* OBJECTIVE:
Filter for the word "следующего" and keep each matching line.

Extracted records:
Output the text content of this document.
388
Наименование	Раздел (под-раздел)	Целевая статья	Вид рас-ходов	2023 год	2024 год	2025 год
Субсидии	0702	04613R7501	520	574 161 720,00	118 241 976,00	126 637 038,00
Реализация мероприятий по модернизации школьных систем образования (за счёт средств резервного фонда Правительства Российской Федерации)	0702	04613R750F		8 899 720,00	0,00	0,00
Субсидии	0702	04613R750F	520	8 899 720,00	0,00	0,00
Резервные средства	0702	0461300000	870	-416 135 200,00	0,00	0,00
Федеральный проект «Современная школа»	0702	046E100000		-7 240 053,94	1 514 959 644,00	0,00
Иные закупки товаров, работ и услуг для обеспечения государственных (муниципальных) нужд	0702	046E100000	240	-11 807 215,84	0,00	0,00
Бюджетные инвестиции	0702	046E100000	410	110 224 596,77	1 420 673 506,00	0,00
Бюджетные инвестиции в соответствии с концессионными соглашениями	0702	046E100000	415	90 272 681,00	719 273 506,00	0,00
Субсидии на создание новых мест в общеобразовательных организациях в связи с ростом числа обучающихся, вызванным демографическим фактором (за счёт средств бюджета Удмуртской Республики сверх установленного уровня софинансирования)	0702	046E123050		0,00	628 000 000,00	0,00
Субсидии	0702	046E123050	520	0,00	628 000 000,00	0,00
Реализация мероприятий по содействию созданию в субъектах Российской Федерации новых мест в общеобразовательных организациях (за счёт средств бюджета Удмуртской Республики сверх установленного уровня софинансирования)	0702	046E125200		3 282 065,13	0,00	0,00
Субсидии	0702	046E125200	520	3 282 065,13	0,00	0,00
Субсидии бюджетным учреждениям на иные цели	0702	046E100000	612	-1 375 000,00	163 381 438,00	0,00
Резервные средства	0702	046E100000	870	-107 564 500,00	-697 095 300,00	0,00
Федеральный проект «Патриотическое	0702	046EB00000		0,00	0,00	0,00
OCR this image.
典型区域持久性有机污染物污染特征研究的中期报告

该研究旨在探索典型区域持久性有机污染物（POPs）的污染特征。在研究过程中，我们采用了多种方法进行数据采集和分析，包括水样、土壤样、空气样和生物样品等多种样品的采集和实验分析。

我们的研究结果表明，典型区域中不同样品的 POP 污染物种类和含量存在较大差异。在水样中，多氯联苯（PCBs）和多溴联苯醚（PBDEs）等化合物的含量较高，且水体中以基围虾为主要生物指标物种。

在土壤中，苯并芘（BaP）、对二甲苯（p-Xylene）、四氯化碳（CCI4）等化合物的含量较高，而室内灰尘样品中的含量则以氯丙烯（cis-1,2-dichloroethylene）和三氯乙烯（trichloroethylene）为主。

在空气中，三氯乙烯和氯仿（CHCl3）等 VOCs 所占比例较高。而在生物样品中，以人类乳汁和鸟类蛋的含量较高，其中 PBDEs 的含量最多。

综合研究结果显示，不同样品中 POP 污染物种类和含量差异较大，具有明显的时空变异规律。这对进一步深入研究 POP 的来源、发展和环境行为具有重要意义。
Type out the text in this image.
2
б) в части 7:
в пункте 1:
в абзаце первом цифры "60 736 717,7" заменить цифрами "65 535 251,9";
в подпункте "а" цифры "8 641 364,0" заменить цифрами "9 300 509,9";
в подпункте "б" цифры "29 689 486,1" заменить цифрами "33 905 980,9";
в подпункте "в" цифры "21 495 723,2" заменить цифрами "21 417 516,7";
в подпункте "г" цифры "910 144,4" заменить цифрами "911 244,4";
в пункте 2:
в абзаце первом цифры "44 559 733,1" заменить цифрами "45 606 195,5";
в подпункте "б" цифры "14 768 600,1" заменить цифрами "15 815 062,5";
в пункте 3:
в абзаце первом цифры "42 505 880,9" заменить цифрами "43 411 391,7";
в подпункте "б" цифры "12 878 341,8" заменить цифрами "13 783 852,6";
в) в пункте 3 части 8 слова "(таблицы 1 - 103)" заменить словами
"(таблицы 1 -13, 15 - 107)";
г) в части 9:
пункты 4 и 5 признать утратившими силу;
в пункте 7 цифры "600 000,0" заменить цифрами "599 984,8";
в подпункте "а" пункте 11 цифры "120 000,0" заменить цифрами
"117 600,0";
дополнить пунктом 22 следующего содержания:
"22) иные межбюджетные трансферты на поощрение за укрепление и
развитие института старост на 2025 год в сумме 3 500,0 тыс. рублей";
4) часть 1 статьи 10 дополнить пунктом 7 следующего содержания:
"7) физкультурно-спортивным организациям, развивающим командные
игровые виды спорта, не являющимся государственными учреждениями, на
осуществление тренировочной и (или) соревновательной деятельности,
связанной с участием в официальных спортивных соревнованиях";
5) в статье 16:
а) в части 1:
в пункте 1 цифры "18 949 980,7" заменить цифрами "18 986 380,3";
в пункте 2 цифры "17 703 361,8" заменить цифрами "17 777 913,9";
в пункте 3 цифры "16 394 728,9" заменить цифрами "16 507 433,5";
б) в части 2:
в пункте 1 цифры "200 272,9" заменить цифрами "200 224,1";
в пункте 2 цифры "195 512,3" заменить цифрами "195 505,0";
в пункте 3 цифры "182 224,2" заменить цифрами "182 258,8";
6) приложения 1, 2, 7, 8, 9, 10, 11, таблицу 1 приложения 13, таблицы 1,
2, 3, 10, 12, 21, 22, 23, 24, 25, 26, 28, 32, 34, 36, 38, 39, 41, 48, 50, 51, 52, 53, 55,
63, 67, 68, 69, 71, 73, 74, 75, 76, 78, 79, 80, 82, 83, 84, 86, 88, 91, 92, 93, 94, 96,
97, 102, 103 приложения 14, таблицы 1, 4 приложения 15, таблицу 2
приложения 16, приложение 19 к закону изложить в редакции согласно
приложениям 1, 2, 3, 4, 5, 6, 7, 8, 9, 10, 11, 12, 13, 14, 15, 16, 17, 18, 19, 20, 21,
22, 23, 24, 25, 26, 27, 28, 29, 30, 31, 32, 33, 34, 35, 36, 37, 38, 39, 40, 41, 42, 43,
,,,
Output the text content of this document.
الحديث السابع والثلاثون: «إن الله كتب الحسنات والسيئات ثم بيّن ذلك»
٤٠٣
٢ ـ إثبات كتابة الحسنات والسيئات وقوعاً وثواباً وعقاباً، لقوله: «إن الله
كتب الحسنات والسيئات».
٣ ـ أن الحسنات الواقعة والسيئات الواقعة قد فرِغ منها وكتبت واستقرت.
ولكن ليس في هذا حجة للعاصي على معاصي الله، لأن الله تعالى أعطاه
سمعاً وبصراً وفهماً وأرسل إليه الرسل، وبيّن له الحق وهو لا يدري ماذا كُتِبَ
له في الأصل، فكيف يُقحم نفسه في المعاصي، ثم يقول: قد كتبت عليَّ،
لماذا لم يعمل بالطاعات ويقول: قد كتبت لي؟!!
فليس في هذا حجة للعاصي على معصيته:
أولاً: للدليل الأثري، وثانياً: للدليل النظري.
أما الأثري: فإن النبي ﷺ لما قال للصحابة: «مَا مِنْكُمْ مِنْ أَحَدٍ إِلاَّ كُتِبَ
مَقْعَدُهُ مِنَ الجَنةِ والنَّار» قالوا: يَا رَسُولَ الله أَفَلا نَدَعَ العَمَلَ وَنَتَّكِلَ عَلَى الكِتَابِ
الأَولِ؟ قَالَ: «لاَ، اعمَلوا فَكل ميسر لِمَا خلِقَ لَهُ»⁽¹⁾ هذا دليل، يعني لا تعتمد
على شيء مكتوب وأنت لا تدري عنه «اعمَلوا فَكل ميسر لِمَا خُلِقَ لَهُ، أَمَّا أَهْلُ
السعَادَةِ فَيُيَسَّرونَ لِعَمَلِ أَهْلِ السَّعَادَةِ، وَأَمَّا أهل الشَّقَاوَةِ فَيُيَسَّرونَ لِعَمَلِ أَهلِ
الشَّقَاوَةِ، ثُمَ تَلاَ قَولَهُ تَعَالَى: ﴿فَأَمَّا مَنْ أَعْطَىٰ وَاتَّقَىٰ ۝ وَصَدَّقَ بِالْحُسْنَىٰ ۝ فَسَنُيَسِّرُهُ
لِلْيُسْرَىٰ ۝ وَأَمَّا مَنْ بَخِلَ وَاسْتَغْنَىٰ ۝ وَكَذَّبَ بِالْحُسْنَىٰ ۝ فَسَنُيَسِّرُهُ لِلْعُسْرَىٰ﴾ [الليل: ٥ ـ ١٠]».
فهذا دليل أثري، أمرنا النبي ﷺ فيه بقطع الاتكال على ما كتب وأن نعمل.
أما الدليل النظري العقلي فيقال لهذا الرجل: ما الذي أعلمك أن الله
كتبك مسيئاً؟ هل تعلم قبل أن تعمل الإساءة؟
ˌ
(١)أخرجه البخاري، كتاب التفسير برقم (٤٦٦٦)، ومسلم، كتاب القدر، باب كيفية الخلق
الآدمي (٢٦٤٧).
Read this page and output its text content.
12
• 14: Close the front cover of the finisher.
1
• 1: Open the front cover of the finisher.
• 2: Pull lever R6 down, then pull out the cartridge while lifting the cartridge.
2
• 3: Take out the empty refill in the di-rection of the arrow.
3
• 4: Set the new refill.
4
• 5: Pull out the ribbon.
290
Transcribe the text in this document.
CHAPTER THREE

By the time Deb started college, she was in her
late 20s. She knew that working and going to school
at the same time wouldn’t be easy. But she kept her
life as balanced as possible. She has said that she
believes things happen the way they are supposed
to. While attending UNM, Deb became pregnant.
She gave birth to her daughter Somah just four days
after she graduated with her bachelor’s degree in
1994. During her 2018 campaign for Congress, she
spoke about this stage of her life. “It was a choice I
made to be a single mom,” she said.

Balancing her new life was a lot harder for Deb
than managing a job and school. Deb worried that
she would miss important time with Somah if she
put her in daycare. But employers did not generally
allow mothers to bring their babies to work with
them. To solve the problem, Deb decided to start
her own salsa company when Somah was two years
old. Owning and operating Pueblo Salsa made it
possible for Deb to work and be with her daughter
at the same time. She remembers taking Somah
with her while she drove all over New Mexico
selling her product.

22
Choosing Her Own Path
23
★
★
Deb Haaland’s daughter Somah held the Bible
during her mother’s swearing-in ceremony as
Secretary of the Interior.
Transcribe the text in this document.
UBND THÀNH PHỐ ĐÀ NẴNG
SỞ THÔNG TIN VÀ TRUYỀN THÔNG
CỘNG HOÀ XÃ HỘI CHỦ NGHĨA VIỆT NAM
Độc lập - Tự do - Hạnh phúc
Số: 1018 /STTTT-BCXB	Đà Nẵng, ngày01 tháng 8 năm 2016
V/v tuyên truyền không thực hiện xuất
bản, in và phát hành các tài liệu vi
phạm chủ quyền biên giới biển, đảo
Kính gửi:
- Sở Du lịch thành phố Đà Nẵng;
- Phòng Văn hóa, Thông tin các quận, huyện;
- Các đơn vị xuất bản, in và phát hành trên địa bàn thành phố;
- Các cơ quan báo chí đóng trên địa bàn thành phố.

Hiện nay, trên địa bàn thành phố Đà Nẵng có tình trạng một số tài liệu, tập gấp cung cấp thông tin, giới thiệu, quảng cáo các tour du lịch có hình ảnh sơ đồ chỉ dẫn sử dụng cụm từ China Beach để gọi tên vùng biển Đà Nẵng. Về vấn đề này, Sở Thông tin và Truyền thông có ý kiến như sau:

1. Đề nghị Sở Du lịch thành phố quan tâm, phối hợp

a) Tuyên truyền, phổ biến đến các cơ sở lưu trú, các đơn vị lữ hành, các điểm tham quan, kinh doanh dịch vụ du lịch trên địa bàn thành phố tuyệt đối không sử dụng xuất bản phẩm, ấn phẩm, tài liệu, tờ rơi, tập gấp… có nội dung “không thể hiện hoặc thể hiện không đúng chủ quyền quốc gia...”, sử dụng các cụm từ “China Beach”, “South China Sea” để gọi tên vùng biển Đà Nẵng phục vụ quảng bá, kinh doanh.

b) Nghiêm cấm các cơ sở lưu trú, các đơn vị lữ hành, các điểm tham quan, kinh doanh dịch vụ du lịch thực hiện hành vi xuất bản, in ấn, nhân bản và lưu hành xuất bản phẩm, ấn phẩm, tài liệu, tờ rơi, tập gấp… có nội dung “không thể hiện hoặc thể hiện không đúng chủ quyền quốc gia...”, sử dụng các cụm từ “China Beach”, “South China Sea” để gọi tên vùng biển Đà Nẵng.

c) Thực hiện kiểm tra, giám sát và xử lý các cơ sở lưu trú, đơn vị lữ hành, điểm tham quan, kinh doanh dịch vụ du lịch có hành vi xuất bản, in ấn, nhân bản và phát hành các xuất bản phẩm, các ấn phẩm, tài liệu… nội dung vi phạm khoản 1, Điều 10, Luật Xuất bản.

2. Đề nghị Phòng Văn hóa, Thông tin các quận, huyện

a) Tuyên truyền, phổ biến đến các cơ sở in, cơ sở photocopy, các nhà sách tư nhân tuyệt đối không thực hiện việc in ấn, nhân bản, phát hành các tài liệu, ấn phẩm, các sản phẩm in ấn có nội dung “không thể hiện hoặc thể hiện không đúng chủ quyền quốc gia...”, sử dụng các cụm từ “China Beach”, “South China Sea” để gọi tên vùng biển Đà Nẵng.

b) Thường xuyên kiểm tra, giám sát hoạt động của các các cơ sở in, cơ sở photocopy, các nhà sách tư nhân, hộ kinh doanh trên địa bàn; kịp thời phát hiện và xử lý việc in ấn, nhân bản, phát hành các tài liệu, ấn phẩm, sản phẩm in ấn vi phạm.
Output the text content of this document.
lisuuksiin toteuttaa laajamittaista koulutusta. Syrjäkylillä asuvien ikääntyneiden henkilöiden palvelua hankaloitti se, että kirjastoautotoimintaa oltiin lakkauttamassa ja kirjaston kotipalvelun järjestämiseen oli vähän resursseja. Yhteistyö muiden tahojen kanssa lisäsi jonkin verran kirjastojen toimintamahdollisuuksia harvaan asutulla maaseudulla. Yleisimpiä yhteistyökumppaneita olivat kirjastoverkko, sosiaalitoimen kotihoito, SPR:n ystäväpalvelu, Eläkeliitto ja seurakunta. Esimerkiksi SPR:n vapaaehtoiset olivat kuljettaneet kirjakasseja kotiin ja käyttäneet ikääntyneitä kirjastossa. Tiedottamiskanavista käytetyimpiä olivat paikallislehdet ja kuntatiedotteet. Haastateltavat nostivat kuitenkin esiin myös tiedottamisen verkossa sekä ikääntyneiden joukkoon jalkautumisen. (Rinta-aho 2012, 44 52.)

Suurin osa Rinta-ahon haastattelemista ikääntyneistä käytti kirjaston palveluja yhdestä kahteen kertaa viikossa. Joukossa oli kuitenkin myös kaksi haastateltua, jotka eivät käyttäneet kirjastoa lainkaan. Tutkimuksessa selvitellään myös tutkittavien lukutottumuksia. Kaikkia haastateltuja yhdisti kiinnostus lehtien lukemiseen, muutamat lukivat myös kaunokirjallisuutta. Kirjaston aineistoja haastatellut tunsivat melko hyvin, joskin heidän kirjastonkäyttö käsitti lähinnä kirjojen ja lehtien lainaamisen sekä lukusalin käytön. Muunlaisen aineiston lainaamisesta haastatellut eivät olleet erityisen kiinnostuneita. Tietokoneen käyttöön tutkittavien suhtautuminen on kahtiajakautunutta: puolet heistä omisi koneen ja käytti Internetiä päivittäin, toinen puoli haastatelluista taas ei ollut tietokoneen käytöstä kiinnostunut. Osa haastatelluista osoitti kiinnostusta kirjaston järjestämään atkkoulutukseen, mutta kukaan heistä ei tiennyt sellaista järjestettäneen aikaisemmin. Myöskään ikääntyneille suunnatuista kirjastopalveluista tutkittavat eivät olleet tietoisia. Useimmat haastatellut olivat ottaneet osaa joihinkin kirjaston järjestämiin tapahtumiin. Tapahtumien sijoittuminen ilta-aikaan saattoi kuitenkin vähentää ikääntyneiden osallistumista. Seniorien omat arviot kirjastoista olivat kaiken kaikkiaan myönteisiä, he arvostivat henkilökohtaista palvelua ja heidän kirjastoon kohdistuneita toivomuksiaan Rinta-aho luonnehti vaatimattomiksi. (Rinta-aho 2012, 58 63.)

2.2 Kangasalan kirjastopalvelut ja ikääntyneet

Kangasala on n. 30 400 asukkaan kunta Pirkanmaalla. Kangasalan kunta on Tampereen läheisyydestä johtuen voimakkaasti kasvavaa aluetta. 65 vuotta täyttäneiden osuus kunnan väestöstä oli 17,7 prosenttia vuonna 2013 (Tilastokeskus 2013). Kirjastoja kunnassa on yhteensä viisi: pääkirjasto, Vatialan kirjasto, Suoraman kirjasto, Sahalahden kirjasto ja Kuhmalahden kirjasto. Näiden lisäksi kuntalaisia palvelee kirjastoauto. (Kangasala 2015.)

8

* TASK RESPONSE:
дополнить пунктом 22 следующего содержания:
4) часть 1 статьи 10 дополнить пунктом 7 следующего содержания:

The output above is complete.